* BEGIN Provided records *

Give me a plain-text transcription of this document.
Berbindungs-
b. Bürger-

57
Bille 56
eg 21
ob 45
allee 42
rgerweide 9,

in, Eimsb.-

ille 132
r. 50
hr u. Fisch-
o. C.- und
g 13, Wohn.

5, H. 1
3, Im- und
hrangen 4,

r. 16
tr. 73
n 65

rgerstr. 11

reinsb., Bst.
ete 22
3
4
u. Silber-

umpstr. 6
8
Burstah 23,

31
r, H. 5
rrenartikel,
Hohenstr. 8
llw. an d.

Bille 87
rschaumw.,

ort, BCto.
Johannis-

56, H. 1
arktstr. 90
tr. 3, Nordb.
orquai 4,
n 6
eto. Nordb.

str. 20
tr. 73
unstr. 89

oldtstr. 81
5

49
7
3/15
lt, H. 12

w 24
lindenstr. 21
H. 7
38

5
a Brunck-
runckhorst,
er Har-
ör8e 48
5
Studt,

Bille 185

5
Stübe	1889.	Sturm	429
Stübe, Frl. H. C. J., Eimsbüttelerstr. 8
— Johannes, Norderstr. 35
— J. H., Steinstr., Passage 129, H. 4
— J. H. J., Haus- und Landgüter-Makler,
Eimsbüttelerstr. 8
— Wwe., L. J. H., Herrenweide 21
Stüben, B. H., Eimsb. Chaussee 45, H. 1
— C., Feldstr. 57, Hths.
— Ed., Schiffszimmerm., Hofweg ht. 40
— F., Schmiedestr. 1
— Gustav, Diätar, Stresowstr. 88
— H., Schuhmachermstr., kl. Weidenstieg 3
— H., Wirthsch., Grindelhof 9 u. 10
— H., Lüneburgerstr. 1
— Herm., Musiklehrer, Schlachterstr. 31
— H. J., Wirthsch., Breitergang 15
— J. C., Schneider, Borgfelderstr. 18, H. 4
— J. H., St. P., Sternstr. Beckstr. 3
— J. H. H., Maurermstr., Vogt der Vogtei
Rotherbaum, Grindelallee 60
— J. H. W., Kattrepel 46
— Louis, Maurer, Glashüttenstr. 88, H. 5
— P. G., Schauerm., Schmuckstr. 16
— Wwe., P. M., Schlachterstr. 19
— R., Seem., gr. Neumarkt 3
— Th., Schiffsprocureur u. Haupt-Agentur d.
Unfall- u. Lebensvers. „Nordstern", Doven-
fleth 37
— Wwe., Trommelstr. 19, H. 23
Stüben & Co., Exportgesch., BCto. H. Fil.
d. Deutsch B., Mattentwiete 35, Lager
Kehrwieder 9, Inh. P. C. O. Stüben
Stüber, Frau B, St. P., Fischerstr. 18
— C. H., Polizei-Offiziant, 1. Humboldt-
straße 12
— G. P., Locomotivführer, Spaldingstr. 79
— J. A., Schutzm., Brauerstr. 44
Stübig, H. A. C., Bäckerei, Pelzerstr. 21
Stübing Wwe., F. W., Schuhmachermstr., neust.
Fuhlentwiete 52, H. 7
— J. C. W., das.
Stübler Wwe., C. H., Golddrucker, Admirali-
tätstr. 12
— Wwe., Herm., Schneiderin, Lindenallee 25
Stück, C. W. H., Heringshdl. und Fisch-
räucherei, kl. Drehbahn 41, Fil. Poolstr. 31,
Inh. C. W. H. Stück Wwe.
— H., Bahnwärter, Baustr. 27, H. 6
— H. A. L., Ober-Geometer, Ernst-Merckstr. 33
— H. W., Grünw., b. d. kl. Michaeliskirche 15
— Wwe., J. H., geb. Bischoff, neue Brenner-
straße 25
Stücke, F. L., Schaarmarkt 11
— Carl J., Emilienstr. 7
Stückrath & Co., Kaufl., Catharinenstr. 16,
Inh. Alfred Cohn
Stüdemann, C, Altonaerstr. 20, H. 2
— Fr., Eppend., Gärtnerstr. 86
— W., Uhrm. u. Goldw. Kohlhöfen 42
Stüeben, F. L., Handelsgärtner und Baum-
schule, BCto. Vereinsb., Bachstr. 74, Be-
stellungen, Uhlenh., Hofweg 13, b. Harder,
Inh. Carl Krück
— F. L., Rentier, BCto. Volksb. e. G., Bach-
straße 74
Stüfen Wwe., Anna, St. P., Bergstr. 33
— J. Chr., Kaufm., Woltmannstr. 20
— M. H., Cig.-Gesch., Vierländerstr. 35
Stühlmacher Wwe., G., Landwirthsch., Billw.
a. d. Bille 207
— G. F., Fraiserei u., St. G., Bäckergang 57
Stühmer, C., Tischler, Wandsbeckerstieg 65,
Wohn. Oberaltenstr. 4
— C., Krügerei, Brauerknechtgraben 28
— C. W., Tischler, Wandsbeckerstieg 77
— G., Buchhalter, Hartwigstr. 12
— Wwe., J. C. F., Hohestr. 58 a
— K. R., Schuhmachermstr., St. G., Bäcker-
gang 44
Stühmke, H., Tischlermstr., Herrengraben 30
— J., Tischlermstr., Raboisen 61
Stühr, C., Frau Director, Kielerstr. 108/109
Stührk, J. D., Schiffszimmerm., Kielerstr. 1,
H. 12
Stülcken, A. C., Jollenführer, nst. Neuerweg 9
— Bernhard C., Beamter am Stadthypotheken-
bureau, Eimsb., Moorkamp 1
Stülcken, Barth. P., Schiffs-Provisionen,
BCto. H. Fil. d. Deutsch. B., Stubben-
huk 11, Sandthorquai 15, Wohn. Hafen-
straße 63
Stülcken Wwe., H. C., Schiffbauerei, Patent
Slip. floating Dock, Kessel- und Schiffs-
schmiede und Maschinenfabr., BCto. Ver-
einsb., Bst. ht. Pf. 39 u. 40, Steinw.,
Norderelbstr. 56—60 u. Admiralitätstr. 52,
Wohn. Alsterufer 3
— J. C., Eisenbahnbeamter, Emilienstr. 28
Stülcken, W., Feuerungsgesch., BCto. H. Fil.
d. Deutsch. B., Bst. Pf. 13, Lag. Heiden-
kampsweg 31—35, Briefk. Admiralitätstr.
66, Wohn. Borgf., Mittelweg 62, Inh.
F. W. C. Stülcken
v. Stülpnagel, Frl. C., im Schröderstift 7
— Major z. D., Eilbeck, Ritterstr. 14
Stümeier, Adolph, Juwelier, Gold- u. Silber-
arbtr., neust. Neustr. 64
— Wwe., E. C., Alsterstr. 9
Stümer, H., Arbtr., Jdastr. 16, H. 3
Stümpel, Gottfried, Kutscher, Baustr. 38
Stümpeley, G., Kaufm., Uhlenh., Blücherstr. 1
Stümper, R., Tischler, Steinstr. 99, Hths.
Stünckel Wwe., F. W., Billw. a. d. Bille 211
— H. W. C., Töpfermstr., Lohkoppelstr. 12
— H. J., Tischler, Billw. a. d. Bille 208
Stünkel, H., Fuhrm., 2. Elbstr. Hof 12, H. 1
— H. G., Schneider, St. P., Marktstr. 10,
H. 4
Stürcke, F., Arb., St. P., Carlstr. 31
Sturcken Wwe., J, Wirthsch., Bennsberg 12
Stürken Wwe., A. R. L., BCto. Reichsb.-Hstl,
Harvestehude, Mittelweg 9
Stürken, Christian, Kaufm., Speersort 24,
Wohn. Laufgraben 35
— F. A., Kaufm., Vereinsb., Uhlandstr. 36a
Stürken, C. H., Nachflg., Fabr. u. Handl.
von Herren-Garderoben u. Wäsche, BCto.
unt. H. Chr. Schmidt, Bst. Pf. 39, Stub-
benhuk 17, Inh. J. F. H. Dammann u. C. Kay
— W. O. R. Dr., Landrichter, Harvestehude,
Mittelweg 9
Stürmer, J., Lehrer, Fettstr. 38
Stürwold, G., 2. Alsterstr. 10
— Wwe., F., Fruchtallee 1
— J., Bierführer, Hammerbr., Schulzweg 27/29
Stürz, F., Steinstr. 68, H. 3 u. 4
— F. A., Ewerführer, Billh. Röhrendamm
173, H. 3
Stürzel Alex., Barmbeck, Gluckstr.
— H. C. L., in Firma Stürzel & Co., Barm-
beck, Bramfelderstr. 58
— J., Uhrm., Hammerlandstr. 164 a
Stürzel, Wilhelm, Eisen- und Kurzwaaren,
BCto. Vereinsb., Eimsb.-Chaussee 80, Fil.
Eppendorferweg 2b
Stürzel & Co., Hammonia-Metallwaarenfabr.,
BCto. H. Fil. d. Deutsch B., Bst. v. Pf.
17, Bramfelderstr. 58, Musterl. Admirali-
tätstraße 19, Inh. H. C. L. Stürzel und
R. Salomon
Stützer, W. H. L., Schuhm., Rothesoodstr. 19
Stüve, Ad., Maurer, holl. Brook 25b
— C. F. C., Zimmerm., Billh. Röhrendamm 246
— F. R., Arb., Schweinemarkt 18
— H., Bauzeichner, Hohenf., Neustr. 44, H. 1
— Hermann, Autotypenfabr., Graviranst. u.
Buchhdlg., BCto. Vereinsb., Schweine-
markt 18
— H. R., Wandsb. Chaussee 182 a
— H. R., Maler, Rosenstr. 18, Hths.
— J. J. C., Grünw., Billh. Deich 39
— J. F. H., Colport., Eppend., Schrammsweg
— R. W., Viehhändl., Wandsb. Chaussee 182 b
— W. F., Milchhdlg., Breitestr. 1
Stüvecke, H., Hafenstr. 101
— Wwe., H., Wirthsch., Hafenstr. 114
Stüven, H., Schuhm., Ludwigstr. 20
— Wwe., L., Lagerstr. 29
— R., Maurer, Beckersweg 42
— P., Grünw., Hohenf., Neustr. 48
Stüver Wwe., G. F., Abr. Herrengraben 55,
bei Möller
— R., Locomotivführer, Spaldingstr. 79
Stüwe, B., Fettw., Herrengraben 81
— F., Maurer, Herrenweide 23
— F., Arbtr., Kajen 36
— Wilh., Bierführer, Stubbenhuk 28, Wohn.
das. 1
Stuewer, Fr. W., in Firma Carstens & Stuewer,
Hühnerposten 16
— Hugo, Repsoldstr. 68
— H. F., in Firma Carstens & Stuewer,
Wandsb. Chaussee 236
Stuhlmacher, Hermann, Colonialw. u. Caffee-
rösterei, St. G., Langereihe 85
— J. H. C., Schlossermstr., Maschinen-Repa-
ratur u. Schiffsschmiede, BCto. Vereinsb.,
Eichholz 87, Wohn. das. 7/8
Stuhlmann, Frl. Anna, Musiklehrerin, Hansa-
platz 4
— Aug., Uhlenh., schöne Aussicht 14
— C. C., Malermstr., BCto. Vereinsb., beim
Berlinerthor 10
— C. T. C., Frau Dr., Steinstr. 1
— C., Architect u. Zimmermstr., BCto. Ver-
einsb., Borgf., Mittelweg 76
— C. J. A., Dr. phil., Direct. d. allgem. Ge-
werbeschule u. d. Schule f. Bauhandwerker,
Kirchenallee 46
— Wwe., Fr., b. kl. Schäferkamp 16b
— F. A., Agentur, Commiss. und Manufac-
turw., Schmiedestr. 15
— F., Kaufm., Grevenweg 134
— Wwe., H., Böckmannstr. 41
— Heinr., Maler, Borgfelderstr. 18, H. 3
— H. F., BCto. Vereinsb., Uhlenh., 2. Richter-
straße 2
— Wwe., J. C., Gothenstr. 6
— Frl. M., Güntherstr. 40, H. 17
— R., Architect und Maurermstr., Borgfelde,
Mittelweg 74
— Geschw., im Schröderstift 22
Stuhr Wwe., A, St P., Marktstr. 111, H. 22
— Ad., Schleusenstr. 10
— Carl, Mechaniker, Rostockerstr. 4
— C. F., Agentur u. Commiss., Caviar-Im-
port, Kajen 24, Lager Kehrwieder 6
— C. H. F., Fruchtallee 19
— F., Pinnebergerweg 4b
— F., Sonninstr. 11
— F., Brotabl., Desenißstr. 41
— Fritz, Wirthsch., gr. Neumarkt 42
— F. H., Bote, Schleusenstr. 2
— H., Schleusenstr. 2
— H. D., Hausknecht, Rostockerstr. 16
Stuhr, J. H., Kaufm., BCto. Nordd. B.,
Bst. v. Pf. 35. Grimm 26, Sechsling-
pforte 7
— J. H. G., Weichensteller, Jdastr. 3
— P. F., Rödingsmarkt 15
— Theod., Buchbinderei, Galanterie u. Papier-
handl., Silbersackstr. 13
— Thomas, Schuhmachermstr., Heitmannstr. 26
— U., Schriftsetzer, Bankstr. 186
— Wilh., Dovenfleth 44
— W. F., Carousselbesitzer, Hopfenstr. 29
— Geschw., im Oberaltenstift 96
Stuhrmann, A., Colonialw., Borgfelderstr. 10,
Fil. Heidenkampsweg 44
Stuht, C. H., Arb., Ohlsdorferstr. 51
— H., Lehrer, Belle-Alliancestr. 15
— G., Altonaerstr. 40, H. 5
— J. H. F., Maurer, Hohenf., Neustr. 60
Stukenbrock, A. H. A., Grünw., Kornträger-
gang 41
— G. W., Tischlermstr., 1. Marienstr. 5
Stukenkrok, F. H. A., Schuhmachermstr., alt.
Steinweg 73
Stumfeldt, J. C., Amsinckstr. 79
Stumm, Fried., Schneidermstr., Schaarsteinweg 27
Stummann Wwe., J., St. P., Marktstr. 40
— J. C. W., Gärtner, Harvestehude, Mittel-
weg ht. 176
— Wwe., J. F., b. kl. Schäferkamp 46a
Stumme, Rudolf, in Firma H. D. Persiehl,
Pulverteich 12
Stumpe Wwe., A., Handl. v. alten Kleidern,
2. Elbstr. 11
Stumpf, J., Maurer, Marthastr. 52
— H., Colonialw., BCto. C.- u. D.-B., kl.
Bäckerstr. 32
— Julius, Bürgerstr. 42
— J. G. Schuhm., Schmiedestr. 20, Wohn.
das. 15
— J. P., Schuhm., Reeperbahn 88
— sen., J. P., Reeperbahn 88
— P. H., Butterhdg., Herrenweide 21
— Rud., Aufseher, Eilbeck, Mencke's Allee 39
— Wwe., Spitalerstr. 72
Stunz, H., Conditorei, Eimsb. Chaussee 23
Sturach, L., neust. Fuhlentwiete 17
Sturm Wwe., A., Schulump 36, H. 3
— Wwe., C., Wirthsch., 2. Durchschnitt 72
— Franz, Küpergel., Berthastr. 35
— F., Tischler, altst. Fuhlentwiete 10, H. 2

* END Provided records *

• **To be done**:
Each line in the listing above that contains "Deutsch" should be copied.

• **Task solution**:
d. Deutsch B., Mattentwiete 35, Lager
BCto. H. Fil. d. Deutsch. B., Stubben-
d. Deutsch. B., Bst. Pf. 13, Lag. Heiden-
BCto. H. Fil. d. Deutsch B., Bst. v. Pf.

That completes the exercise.